● **Material provided**
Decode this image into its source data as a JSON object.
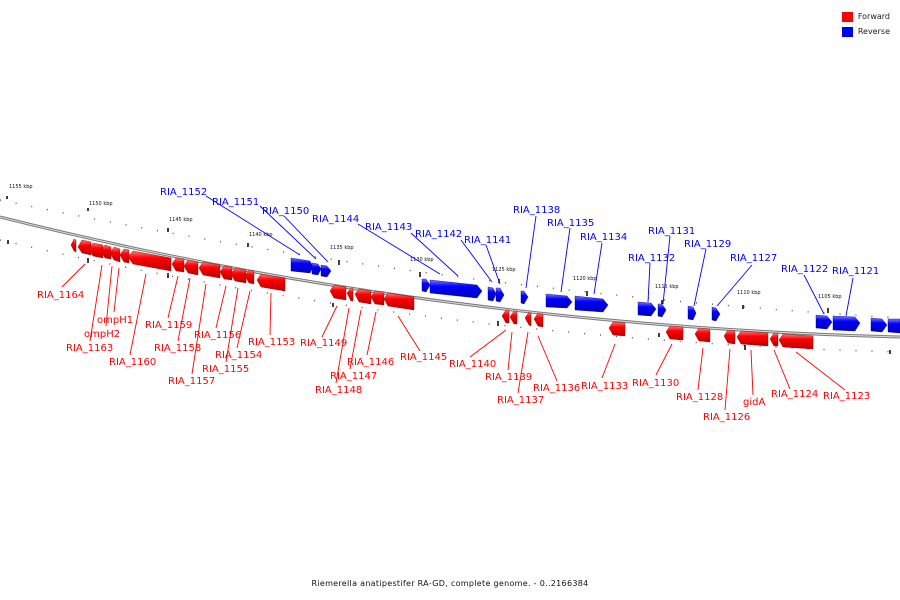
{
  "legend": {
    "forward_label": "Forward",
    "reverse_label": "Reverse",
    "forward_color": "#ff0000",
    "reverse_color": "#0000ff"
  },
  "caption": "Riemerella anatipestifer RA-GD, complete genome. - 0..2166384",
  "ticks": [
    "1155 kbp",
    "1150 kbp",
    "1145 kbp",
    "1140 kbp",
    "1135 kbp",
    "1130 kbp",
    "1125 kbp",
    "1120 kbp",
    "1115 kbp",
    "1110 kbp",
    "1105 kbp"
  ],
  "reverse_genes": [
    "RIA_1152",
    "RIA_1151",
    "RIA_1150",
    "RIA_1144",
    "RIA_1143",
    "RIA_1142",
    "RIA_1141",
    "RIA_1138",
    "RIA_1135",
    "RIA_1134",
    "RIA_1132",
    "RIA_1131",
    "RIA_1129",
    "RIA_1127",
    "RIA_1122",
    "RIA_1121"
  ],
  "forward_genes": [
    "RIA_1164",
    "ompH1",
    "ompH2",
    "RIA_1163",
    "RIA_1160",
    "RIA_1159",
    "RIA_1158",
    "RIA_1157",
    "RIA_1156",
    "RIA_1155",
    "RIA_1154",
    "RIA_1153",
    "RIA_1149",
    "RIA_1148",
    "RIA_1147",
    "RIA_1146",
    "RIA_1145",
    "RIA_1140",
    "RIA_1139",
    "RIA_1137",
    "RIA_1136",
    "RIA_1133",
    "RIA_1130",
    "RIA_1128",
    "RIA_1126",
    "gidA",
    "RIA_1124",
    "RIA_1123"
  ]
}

---

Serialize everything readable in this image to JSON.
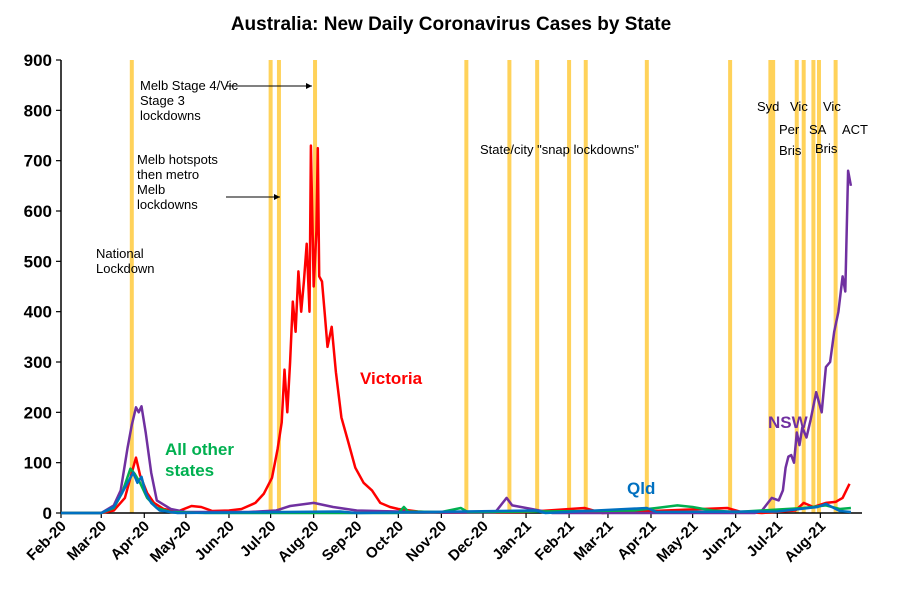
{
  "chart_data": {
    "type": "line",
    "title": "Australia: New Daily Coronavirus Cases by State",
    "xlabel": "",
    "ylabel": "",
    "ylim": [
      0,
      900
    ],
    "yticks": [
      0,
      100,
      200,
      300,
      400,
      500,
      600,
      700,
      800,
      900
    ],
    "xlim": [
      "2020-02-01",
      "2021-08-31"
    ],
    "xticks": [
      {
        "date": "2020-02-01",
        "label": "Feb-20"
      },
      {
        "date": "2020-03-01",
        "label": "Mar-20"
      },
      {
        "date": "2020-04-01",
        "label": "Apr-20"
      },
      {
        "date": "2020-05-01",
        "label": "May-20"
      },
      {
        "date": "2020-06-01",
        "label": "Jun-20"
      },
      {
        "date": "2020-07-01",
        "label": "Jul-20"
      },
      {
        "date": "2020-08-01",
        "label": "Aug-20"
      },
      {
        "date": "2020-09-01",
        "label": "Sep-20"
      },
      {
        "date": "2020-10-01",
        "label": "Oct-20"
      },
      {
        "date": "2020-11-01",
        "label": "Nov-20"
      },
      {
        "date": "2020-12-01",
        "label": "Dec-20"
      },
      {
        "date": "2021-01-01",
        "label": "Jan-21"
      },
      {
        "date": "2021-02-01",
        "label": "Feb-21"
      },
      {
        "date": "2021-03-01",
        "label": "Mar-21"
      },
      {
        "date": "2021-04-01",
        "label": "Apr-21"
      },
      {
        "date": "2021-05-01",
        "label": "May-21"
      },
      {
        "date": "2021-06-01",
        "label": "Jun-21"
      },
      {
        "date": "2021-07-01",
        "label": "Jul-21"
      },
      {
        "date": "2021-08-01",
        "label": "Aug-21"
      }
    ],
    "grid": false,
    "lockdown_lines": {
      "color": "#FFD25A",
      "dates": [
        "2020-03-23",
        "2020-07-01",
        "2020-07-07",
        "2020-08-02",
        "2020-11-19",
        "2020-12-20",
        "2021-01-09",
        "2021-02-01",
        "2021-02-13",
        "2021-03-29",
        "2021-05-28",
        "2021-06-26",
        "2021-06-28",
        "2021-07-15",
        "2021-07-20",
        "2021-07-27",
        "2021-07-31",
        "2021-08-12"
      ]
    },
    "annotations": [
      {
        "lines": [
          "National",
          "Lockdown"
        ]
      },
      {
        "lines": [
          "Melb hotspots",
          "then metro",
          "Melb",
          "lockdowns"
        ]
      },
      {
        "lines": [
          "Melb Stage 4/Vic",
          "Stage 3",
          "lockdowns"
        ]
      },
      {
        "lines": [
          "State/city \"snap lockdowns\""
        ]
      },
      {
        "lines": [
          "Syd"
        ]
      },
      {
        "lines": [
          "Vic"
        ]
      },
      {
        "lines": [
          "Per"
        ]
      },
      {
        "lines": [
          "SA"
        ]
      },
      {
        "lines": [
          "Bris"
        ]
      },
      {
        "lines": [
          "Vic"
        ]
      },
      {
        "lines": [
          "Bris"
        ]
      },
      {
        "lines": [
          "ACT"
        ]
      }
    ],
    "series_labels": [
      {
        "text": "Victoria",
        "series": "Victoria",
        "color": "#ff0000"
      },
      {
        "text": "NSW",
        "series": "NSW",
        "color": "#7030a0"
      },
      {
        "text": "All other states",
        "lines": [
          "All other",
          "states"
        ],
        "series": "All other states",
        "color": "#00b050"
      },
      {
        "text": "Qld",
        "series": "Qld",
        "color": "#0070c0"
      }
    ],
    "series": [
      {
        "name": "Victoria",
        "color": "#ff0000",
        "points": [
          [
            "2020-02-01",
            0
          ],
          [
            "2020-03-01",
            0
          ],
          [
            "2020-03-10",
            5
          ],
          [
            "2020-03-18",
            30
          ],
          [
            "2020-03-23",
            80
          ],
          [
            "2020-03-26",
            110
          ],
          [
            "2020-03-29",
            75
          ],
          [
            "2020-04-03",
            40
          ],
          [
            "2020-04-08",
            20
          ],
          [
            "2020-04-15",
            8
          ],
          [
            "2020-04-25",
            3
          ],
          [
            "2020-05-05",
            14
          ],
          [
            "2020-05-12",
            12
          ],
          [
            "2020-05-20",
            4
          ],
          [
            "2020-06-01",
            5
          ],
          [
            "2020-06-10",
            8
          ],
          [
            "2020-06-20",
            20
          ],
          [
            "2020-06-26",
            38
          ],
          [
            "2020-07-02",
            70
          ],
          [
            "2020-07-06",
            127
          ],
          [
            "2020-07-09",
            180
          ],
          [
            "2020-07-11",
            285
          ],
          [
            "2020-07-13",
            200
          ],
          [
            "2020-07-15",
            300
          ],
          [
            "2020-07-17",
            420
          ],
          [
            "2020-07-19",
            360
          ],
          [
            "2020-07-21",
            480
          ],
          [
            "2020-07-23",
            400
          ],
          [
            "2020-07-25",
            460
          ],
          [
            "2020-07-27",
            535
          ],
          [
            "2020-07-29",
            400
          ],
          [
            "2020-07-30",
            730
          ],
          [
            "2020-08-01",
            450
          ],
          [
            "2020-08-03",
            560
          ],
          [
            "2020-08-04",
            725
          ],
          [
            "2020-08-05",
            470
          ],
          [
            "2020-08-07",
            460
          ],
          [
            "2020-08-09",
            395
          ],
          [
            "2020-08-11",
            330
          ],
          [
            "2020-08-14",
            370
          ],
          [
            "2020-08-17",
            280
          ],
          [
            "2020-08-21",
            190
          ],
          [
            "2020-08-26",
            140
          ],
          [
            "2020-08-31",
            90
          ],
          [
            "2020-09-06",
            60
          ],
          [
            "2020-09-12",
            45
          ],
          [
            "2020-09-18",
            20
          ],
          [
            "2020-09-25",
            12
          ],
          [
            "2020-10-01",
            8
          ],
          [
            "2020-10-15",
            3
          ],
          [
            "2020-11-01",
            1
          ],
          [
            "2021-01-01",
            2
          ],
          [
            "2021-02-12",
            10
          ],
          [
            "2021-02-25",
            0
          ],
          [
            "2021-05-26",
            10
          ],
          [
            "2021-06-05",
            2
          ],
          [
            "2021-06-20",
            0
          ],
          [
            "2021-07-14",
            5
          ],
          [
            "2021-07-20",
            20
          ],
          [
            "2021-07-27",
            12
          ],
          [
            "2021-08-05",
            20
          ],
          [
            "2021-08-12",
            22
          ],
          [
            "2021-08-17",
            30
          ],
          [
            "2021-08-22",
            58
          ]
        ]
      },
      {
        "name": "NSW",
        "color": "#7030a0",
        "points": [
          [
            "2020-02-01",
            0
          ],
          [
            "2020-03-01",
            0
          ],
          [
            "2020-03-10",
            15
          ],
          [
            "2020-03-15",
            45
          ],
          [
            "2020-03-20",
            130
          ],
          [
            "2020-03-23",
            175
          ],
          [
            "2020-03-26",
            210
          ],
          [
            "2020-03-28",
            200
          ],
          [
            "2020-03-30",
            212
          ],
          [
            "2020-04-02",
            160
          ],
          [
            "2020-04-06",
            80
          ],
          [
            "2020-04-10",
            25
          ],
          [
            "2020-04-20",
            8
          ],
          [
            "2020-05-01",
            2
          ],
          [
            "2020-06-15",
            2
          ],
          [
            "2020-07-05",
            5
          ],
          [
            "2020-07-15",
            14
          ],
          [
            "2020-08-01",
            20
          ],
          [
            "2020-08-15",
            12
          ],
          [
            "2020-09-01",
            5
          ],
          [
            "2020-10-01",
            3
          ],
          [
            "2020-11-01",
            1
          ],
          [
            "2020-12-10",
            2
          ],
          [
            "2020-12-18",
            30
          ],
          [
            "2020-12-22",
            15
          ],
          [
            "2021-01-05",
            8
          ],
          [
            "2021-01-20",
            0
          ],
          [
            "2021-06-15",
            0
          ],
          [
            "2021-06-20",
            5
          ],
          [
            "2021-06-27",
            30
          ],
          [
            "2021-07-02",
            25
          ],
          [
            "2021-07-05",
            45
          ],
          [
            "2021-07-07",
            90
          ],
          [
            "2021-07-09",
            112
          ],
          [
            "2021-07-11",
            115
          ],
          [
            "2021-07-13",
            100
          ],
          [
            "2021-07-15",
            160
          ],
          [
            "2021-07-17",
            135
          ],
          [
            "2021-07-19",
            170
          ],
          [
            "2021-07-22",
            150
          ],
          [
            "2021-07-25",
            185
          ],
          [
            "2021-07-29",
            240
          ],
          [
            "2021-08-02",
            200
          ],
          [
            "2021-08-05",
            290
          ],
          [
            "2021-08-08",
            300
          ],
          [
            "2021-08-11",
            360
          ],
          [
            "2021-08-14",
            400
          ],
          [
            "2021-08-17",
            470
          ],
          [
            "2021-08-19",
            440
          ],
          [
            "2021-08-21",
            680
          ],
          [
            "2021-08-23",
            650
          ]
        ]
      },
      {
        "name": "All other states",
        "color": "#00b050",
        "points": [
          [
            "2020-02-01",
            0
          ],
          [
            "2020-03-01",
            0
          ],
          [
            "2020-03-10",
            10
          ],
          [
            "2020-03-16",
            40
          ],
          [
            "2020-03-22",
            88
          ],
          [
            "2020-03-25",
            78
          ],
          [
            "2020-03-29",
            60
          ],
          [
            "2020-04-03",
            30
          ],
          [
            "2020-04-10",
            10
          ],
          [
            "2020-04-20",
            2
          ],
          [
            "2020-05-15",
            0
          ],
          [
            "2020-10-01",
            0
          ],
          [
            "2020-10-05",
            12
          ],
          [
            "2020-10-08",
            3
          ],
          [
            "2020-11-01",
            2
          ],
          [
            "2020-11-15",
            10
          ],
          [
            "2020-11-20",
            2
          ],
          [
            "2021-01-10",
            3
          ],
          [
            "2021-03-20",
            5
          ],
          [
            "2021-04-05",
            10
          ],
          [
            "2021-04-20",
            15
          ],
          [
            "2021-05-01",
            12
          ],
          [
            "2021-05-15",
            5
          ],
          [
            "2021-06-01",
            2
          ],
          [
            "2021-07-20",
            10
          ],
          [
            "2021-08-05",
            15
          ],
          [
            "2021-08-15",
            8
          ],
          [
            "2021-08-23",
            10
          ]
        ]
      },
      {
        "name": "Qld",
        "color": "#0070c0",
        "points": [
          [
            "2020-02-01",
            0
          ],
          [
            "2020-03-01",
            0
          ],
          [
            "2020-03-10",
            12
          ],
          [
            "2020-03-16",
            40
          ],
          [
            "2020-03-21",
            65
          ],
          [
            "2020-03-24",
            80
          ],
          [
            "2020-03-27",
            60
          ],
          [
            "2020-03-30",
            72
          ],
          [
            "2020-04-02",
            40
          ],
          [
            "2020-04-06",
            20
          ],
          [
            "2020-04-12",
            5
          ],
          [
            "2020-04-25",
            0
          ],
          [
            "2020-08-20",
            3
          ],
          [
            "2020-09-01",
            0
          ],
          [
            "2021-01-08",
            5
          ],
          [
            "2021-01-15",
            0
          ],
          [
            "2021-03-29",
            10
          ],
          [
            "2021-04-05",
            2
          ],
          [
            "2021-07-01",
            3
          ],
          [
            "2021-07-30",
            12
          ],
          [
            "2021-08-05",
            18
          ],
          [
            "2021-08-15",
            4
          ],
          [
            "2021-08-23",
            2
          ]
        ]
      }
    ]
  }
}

● **Exercise details**
Give only the count of lines in the data that include the string "JSON".

● **Answer section**
2